╭─ Supplied data

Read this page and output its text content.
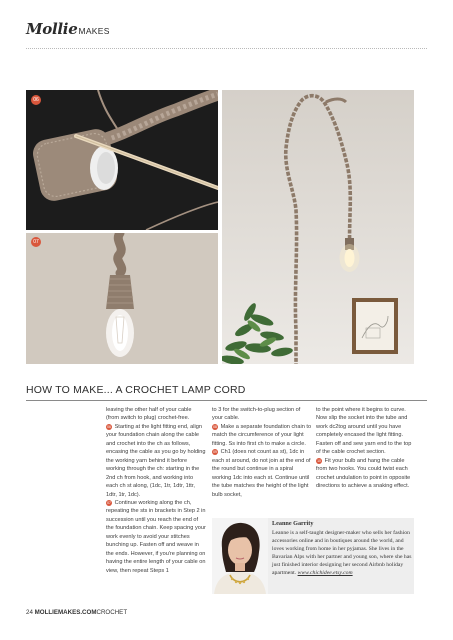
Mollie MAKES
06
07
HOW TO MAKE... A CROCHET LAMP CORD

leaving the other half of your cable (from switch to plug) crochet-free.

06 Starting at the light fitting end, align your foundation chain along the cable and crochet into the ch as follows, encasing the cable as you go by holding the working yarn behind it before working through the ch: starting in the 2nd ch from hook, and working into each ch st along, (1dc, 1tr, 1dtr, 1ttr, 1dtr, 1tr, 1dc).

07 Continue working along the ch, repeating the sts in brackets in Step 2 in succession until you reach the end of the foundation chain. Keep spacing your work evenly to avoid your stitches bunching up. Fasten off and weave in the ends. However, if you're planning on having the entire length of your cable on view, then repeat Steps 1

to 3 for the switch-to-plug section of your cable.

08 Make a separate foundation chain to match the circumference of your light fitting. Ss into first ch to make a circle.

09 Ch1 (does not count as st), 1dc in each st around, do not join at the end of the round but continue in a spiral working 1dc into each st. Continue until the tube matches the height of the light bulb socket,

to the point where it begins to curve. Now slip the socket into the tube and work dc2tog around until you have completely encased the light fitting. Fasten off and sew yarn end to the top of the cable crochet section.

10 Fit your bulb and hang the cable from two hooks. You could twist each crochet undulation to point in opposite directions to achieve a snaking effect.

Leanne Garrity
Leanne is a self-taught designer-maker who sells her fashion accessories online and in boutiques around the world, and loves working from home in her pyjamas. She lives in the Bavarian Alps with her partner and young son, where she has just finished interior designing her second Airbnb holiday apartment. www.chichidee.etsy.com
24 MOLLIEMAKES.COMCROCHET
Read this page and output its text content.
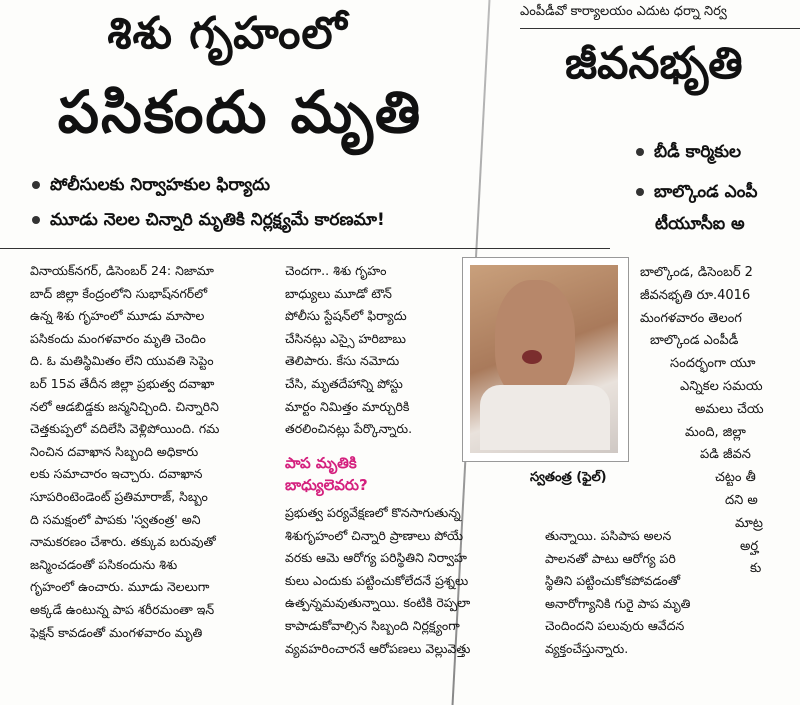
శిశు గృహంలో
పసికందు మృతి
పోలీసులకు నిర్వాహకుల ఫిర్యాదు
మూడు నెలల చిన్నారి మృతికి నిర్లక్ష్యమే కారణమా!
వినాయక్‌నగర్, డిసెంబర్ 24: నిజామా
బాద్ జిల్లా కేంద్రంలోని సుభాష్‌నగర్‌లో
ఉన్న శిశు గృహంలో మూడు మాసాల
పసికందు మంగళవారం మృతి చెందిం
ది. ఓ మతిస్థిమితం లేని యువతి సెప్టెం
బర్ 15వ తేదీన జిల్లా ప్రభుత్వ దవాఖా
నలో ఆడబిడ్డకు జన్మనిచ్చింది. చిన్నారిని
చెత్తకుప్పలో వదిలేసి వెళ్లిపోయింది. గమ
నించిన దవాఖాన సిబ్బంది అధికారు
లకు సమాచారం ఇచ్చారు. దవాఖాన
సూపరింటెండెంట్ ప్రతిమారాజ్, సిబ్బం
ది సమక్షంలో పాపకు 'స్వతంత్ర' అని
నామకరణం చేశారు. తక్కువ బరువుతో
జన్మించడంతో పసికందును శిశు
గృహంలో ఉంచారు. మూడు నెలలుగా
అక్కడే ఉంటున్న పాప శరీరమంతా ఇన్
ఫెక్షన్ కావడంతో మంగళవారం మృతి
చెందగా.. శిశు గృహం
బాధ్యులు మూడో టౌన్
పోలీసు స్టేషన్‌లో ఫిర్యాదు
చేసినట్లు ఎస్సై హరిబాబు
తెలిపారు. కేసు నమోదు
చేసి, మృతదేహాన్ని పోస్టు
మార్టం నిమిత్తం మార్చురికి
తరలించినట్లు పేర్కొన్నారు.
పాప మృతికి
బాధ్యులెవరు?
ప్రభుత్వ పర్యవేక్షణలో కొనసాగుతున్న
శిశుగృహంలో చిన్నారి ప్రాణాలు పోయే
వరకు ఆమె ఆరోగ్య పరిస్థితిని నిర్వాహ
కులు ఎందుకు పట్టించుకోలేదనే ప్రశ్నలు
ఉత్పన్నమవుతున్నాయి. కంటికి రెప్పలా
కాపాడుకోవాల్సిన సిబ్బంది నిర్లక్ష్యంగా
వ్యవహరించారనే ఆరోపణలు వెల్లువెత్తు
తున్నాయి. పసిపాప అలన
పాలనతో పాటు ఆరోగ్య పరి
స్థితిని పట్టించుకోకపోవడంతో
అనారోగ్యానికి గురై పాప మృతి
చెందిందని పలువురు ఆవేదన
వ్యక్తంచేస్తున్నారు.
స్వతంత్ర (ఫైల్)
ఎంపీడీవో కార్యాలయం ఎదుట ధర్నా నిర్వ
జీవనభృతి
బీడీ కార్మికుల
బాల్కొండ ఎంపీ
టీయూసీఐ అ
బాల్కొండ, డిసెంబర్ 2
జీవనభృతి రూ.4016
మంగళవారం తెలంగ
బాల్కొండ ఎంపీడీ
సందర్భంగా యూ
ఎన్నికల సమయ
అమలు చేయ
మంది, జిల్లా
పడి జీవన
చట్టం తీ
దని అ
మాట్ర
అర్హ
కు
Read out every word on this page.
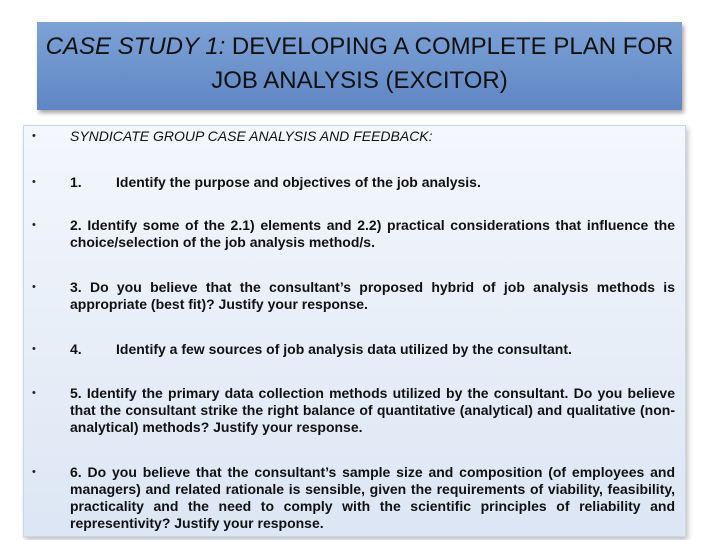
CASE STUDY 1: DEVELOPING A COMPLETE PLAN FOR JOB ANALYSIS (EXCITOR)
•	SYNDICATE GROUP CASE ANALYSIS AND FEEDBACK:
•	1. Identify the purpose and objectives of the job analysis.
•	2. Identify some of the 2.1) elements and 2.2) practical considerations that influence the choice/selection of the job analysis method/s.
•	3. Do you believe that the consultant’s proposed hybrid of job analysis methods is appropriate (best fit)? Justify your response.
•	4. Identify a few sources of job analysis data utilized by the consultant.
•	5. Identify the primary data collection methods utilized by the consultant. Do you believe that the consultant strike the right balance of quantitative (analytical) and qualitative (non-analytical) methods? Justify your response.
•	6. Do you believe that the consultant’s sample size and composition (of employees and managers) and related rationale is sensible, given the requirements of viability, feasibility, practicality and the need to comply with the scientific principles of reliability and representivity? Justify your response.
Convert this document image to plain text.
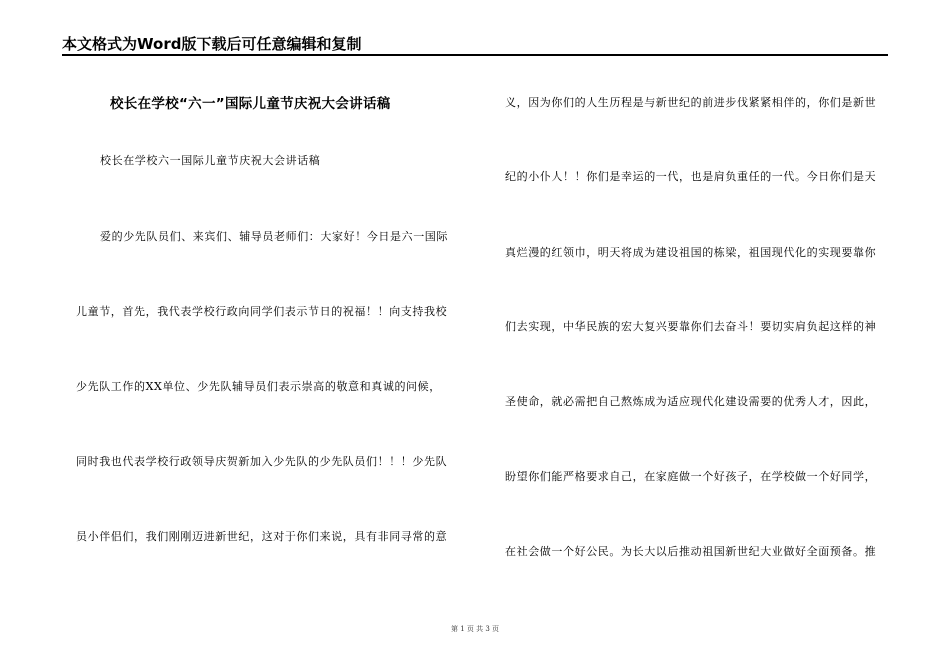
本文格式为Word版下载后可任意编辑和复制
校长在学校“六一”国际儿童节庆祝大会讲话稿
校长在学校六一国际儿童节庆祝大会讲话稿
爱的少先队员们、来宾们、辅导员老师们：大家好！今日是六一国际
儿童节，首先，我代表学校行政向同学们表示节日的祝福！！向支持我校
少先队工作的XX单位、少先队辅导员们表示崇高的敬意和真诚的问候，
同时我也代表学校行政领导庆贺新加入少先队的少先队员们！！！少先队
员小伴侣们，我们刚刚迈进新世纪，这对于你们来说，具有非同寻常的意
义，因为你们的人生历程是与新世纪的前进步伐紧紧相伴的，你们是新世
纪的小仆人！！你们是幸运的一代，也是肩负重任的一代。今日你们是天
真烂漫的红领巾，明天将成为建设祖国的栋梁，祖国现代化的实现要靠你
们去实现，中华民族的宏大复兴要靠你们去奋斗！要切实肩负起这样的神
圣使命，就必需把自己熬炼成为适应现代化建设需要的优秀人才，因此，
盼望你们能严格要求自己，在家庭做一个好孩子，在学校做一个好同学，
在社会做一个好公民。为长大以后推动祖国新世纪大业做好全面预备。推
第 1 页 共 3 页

╰─

# [Requirement]
In the lines above, locate the string "Fasten". Copy every line where it occurs.

# [Exercise response]
07 Continue working along the ch, repeating the sts in brackets in Step 2 in succession until you reach the end of the foundation chain. Keep spacing your work evenly to avoid your stitches bunching up. Fasten off and weave in the ends. However, if you're planning on having the entire length of your cable on view, then repeat Steps 1
to the point where it begins to curve. Now slip the socket into the tube and work dc2tog around until you have completely encased the light fitting. Fasten off and sew yarn end to the top of the cable crochet section.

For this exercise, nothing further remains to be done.